[begin Data section]

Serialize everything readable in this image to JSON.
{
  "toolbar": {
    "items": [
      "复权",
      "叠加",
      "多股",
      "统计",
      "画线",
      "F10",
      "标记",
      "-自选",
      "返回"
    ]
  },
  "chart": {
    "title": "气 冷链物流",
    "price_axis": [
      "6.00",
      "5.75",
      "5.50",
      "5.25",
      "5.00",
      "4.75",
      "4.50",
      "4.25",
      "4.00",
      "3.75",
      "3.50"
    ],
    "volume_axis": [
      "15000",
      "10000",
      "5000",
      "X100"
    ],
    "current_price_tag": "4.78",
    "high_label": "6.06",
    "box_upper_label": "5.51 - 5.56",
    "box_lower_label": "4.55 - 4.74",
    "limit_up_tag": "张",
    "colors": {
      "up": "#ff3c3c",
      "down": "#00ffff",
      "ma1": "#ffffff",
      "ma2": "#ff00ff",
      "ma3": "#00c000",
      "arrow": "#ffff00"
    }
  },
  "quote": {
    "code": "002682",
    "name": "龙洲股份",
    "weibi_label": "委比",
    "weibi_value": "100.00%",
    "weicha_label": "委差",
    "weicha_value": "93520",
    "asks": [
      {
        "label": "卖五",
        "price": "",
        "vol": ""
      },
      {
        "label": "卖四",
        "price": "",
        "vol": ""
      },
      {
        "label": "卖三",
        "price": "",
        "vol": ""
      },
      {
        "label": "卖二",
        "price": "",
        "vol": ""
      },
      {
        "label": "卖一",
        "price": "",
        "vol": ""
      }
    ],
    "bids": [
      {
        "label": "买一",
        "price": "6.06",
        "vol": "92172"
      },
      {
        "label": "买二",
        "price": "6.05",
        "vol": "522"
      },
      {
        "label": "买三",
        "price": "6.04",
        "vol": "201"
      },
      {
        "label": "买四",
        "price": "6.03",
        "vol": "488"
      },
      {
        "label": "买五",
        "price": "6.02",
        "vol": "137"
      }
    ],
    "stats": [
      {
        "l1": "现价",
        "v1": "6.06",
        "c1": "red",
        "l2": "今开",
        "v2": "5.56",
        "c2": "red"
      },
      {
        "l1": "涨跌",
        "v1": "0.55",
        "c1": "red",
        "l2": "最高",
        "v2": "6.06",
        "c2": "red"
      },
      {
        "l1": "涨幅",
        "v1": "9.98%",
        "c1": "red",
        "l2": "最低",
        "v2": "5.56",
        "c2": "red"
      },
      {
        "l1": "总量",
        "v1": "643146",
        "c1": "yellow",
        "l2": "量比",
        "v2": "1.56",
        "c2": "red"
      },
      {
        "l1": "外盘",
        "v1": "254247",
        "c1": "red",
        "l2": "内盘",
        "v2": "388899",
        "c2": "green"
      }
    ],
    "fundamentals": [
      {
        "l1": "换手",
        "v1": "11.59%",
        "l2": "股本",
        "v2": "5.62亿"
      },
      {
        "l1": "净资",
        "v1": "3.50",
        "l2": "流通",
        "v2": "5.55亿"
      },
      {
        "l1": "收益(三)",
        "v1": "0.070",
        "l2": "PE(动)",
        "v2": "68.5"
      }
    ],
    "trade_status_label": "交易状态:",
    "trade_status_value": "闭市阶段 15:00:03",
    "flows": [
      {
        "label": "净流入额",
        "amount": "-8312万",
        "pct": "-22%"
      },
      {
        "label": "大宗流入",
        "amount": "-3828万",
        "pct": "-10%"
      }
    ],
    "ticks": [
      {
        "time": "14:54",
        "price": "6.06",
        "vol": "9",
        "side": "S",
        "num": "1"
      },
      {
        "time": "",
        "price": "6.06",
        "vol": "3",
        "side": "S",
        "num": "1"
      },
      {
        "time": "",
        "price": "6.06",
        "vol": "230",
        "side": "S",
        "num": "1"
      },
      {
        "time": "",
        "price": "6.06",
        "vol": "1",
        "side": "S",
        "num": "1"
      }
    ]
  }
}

[end Data section]

Emit the records above again, exactly, with no line skipped.

Serialize everything readable in this image to JSON.
{
  "toolbar": {
    "items": [
      "复权",
      "叠加",
      "多股",
      "统计",
      "画线",
      "F10",
      "标记",
      "-自选",
      "返回"
    ]
  },
  "chart": {
    "title": "气 冷链物流",
    "price_axis": [
      "6.00",
      "5.75",
      "5.50",
      "5.25",
      "5.00",
      "4.75",
      "4.50",
      "4.25",
      "4.00",
      "3.75",
      "3.50"
    ],
    "volume_axis": [
      "15000",
      "10000",
      "5000",
      "X100"
    ],
    "current_price_tag": "4.78",
    "high_label": "6.06",
    "box_upper_label": "5.51 - 5.56",
    "box_lower_label": "4.55 - 4.74",
    "limit_up_tag": "张",
    "colors": {
      "up": "#ff3c3c",
      "down": "#00ffff",
      "ma1": "#ffffff",
      "ma2": "#ff00ff",
      "ma3": "#00c000",
      "arrow": "#ffff00"
    }
  },
  "quote": {
    "code": "002682",
    "name": "龙洲股份",
    "weibi_label": "委比",
    "weibi_value": "100.00%",
    "weicha_label": "委差",
    "weicha_value": "93520",
    "asks": [
      {
        "label": "卖五",
        "price": "",
        "vol": ""
      },
      {
        "label": "卖四",
        "price": "",
        "vol": ""
      },
      {
        "label": "卖三",
        "price": "",
        "vol": ""
      },
      {
        "label": "卖二",
        "price": "",
        "vol": ""
      },
      {
        "label": "卖一",
        "price": "",
        "vol": ""
      }
    ],
    "bids": [
      {
        "label": "买一",
        "price": "6.06",
        "vol": "92172"
      },
      {
        "label": "买二",
        "price": "6.05",
        "vol": "522"
      },
      {
        "label": "买三",
        "price": "6.04",
        "vol": "201"
      },
      {
        "label": "买四",
        "price": "6.03",
        "vol": "488"
      },
      {
        "label": "买五",
        "price": "6.02",
        "vol": "137"
      }
    ],
    "stats": [
      {
        "l1": "现价",
        "v1": "6.06",
        "c1": "red",
        "l2": "今开",
        "v2": "5.56",
        "c2": "red"
      },
      {
        "l1": "涨跌",
        "v1": "0.55",
        "c1": "red",
        "l2": "最高",
        "v2": "6.06",
        "c2": "red"
      },
      {
        "l1": "涨幅",
        "v1": "9.98%",
        "c1": "red",
        "l2": "最低",
        "v2": "5.56",
        "c2": "red"
      },
      {
        "l1": "总量",
        "v1": "643146",
        "c1": "yellow",
        "l2": "量比",
        "v2": "1.56",
        "c2": "red"
      },
      {
        "l1": "外盘",
        "v1": "254247",
        "c1": "red",
        "l2": "内盘",
        "v2": "388899",
        "c2": "green"
      }
    ],
    "fundamentals": [
      {
        "l1": "换手",
        "v1": "11.59%",
        "l2": "股本",
        "v2": "5.62亿"
      },
      {
        "l1": "净资",
        "v1": "3.50",
        "l2": "流通",
        "v2": "5.55亿"
      },
      {
        "l1": "收益(三)",
        "v1": "0.070",
        "l2": "PE(动)",
        "v2": "68.5"
      }
    ],
    "trade_status_label": "交易状态:",
    "trade_status_value": "闭市阶段 15:00:03",
    "flows": [
      {
        "label": "净流入额",
        "amount": "-8312万",
        "pct": "-22%"
      },
      {
        "label": "大宗流入",
        "amount": "-3828万",
        "pct": "-10%"
      }
    ],
    "ticks": [
      {
        "time": "14:54",
        "price": "6.06",
        "vol": "9",
        "side": "S",
        "num": "1"
      },
      {
        "time": "",
        "price": "6.06",
        "vol": "3",
        "side": "S",
        "num": "1"
      },
      {
        "time": "",
        "price": "6.06",
        "vol": "230",
        "side": "S",
        "num": "1"
      },
      {
        "time": "",
        "price": "6.06",
        "vol": "1",
        "side": "S",
        "num": "1"
      }
    ]
  }
}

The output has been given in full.